From the entries that follow, list every line in which the string "this" appears.

::::::::::

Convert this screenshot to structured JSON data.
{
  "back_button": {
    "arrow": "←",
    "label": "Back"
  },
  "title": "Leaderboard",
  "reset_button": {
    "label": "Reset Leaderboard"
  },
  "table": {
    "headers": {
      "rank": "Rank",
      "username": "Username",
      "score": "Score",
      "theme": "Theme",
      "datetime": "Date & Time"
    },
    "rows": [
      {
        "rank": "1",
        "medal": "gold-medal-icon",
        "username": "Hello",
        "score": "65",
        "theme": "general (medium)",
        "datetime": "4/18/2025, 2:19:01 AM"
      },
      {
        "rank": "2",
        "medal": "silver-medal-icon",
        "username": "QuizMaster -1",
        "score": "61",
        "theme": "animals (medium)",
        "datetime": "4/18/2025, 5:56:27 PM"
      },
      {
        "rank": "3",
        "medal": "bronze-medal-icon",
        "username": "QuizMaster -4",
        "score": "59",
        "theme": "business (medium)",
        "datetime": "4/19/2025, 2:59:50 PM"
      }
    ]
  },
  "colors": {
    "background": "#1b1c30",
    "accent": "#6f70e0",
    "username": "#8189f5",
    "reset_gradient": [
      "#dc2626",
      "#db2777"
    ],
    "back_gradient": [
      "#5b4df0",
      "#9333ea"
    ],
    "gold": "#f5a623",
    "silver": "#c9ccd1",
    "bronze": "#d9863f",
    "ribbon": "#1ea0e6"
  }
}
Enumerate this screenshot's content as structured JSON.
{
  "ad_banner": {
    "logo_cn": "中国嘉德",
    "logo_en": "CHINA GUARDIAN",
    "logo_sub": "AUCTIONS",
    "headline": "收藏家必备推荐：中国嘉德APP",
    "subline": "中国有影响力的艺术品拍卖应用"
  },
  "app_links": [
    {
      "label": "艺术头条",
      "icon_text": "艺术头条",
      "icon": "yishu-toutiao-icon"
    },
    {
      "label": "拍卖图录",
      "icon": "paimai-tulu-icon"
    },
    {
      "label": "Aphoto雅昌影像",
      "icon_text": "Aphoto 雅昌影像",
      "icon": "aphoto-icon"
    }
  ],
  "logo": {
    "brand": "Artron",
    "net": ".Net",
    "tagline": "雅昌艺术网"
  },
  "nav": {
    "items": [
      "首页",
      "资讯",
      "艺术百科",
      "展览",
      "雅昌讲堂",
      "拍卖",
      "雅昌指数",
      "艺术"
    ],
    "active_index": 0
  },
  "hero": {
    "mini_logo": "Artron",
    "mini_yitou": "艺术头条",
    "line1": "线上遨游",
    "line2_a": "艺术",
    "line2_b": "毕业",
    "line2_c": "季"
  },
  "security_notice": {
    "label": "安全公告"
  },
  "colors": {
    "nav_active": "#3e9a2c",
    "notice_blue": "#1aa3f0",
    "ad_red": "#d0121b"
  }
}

::::::::::

_Written solution_
Convert this screenshot to structured JSON data.
Enumerate this screenshot's content as structured JSON.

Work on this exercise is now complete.